● **TASK OBJECTIVE**
Pictures aside, quote the whole listing exactly.

● **RECORDS TO PROCESS**

## start

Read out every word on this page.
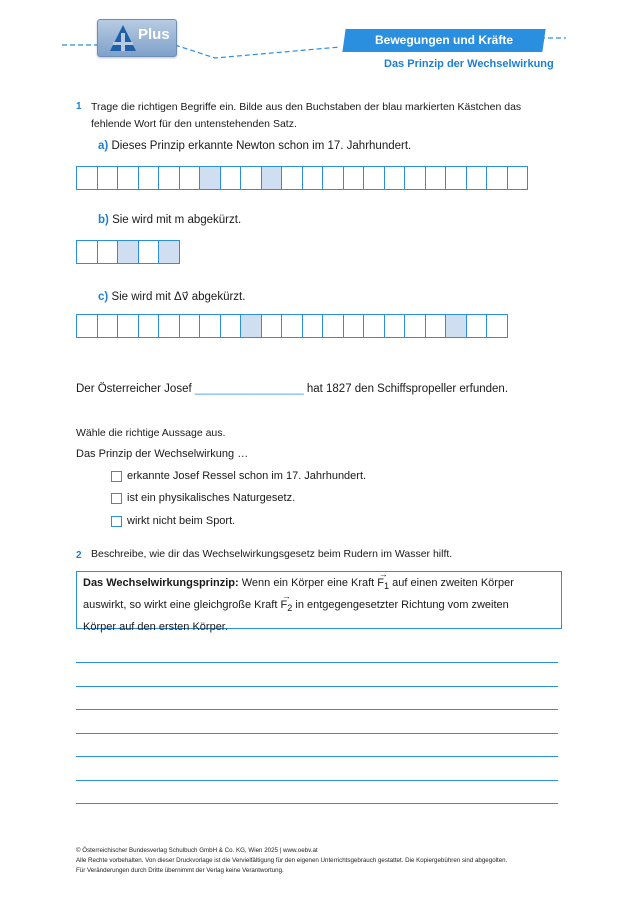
Plus	Bewegungen und Kräfte
Das Prinzip der Wechselwirkung
1 Trage die richtigen Begriffe ein. Bilde aus den Buchstaben der blau markierten Kästchen das
fehlende Wort für den untenstehenden Satz.
a) Dieses Prinzip erkannte Newton schon im 17. Jahrhundert.
b) Sie wird mit m abgekürzt.
c) Sie wird mit Δv⃗ abgekürzt.
Der Österreicher Josef _________________ hat 1827 den Schiffspropeller erfunden.
Wähle die richtige Aussage aus.
Das Prinzip der Wechselwirkung …
erkannte Josef Ressel schon im 17. Jahrhundert.
ist ein physikalisches Naturgesetz.
wirkt nicht beim Sport.
2 Beschreibe, wie dir das Wechselwirkungsgesetz beim Rudern im Wasser hilft.
Das Wechselwirkungsprinzip: Wenn ein Körper eine Kraft → $F_1$ auf einen zweiten Körper
auswirkt, so wirkt eine gleichgroße Kraft → $F_2$ in entgegengesetzter Richtung vom zweiten
Körper auf den ersten Körper.
© Österreichischer Bundesverlag Schulbuch GmbH & Co. KG, Wien 2025 | www.oebv.at
Alle Rechte vorbehalten. Von dieser Druckvorlage ist die Vervielfältigung für den eigenen Unterrichtsgebrauch gestattet. Die Kopiergebühren sind abgegolten.
Für Veränderungen durch Dritte übernimmt der Verlag keine Verantwortung.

## end

● **WRITTEN SOLUTION**
Read out every word on this page.
Plus	Bewegungen und Kräfte
Das Prinzip der Wechselwirkung
1 Trage die richtigen Begriffe ein. Bilde aus den Buchstaben der blau markierten Kästchen das
fehlende Wort für den untenstehenden Satz.
a) Dieses Prinzip erkannte Newton schon im 17. Jahrhundert.
b) Sie wird mit m abgekürzt.
c) Sie wird mit Δv⃗ abgekürzt.
Der Österreicher Josef _________________ hat 1827 den Schiffspropeller erfunden.
Wähle die richtige Aussage aus.
Das Prinzip der Wechselwirkung …
erkannte Josef Ressel schon im 17. Jahrhundert.
ist ein physikalisches Naturgesetz.
wirkt nicht beim Sport.
2 Beschreibe, wie dir das Wechselwirkungsgesetz beim Rudern im Wasser hilft.
Das Wechselwirkungsprinzip: Wenn ein Körper eine Kraft → $F_1$ auf einen zweiten Körper
auswirkt, so wirkt eine gleichgroße Kraft → $F_2$ in entgegengesetzter Richtung vom zweiten
Körper auf den ersten Körper.
© Österreichischer Bundesverlag Schulbuch GmbH & Co. KG, Wien 2025 | www.oebv.at
Alle Rechte vorbehalten. Von dieser Druckvorlage ist die Vervielfältigung für den eigenen Unterrichtsgebrauch gestattet. Die Kopiergebühren sind abgegolten.
Für Veränderungen durch Dritte übernimmt der Verlag keine Verantwortung.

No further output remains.